WRITTEN INSTRUCTION:
Reproduce each line of the material precisely.

Data entries:

===

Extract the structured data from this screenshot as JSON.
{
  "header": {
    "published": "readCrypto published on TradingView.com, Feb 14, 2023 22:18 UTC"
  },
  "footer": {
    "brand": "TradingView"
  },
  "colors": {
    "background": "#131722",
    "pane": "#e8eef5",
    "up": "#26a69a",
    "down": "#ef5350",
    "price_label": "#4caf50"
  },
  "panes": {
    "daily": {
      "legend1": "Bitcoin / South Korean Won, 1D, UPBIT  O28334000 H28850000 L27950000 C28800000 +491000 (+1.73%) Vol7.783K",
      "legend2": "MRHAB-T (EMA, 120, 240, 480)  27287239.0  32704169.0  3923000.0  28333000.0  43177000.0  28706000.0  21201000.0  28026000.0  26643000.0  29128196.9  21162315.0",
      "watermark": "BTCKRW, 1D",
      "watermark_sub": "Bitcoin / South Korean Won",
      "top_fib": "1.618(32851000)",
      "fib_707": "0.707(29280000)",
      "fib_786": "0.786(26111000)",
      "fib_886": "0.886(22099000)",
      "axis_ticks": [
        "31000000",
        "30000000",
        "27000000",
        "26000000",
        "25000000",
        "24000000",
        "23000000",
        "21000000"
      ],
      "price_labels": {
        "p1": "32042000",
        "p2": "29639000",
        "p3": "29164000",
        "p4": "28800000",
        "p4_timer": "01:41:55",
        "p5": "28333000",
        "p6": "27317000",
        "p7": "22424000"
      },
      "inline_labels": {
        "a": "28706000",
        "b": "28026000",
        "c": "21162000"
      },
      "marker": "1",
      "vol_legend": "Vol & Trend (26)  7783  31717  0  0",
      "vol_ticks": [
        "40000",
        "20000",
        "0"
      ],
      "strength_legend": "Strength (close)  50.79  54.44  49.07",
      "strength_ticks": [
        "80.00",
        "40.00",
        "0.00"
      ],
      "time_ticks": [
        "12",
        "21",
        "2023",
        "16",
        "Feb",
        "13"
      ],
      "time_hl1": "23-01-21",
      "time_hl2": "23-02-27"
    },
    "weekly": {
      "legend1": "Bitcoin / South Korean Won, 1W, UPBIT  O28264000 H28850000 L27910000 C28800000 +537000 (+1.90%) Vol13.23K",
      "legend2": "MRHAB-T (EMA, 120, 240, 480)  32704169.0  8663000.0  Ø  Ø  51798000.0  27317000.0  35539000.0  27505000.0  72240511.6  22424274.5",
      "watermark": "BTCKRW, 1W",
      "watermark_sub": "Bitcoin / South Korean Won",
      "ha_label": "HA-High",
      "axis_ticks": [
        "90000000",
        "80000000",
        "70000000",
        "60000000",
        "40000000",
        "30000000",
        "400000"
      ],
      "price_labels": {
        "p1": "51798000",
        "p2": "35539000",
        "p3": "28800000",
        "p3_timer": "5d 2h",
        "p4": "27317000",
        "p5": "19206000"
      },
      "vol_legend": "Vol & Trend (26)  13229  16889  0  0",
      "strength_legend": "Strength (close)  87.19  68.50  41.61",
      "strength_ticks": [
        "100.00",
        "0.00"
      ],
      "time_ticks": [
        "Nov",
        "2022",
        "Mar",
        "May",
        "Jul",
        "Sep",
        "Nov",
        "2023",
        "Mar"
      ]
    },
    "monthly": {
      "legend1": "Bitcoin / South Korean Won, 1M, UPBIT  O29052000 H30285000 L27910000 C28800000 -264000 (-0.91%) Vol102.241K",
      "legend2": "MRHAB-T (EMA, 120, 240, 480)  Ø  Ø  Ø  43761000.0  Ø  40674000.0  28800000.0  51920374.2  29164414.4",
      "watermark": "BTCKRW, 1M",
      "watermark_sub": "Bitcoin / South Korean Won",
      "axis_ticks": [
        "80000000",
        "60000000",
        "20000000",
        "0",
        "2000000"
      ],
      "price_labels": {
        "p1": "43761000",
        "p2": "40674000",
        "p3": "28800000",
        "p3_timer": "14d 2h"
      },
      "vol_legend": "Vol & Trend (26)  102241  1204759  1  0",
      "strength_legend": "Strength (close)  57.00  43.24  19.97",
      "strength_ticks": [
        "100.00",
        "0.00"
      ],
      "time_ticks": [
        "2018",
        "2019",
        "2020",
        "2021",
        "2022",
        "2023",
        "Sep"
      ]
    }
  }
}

===

OUTPUT:
Extract the structured data from this screenshot as JSON.
{
  "header": {
    "published": "readCrypto published on TradingView.com, Feb 14, 2023 22:18 UTC"
  },
  "footer": {
    "brand": "TradingView"
  },
  "colors": {
    "background": "#131722",
    "pane": "#e8eef5",
    "up": "#26a69a",
    "down": "#ef5350",
    "price_label": "#4caf50"
  },
  "panes": {
    "daily": {
      "legend1": "Bitcoin / South Korean Won, 1D, UPBIT  O28334000 H28850000 L27950000 C28800000 +491000 (+1.73%) Vol7.783K",
      "legend2": "MRHAB-T (EMA, 120, 240, 480)  27287239.0  32704169.0  3923000.0  28333000.0  43177000.0  28706000.0  21201000.0  28026000.0  26643000.0  29128196.9  21162315.0",
      "watermark": "BTCKRW, 1D",
      "watermark_sub": "Bitcoin / South Korean Won",
      "top_fib": "1.618(32851000)",
      "fib_707": "0.707(29280000)",
      "fib_786": "0.786(26111000)",
      "fib_886": "0.886(22099000)",
      "axis_ticks": [
        "31000000",
        "30000000",
        "27000000",
        "26000000",
        "25000000",
        "24000000",
        "23000000",
        "21000000"
      ],
      "price_labels": {
        "p1": "32042000",
        "p2": "29639000",
        "p3": "29164000",
        "p4": "28800000",
        "p4_timer": "01:41:55",
        "p5": "28333000",
        "p6": "27317000",
        "p7": "22424000"
      },
      "inline_labels": {
        "a": "28706000",
        "b": "28026000",
        "c": "21162000"
      },
      "marker": "1",
      "vol_legend": "Vol & Trend (26)  7783  31717  0  0",
      "vol_ticks": [
        "40000",
        "20000",
        "0"
      ],
      "strength_legend": "Strength (close)  50.79  54.44  49.07",
      "strength_ticks": [
        "80.00",
        "40.00",
        "0.00"
      ],
      "time_ticks": [
        "12",
        "21",
        "2023",
        "16",
        "Feb",
        "13"
      ],
      "time_hl1": "23-01-21",
      "time_hl2": "23-02-27"
    },
    "weekly": {
      "legend1": "Bitcoin / South Korean Won, 1W, UPBIT  O28264000 H28850000 L27910000 C28800000 +537000 (+1.90%) Vol13.23K",
      "legend2": "MRHAB-T (EMA, 120, 240, 480)  32704169.0  8663000.0  Ø  Ø  51798000.0  27317000.0  35539000.0  27505000.0  72240511.6  22424274.5",
      "watermark": "BTCKRW, 1W",
      "watermark_sub": "Bitcoin / South Korean Won",
      "ha_label": "HA-High",
      "axis_ticks": [
        "90000000",
        "80000000",
        "70000000",
        "60000000",
        "40000000",
        "30000000",
        "400000"
      ],
      "price_labels": {
        "p1": "51798000",
        "p2": "35539000",
        "p3": "28800000",
        "p3_timer": "5d 2h",
        "p4": "27317000",
        "p5": "19206000"
      },
      "vol_legend": "Vol & Trend (26)  13229  16889  0  0",
      "strength_legend": "Strength (close)  87.19  68.50  41.61",
      "strength_ticks": [
        "100.00",
        "0.00"
      ],
      "time_ticks": [
        "Nov",
        "2022",
        "Mar",
        "May",
        "Jul",
        "Sep",
        "Nov",
        "2023",
        "Mar"
      ]
    },
    "monthly": {
      "legend1": "Bitcoin / South Korean Won, 1M, UPBIT  O29052000 H30285000 L27910000 C28800000 -264000 (-0.91%) Vol102.241K",
      "legend2": "MRHAB-T (EMA, 120, 240, 480)  Ø  Ø  Ø  43761000.0  Ø  40674000.0  28800000.0  51920374.2  29164414.4",
      "watermark": "BTCKRW, 1M",
      "watermark_sub": "Bitcoin / South Korean Won",
      "axis_ticks": [
        "80000000",
        "60000000",
        "20000000",
        "0",
        "2000000"
      ],
      "price_labels": {
        "p1": "43761000",
        "p2": "40674000",
        "p3": "28800000",
        "p3_timer": "14d 2h"
      },
      "vol_legend": "Vol & Trend (26)  102241  1204759  1  0",
      "strength_legend": "Strength (close)  57.00  43.24  19.97",
      "strength_ticks": [
        "100.00",
        "0.00"
      ],
      "time_ticks": [
        "2018",
        "2019",
        "2020",
        "2021",
        "2022",
        "2023",
        "Sep"
      ]
    }
  }
}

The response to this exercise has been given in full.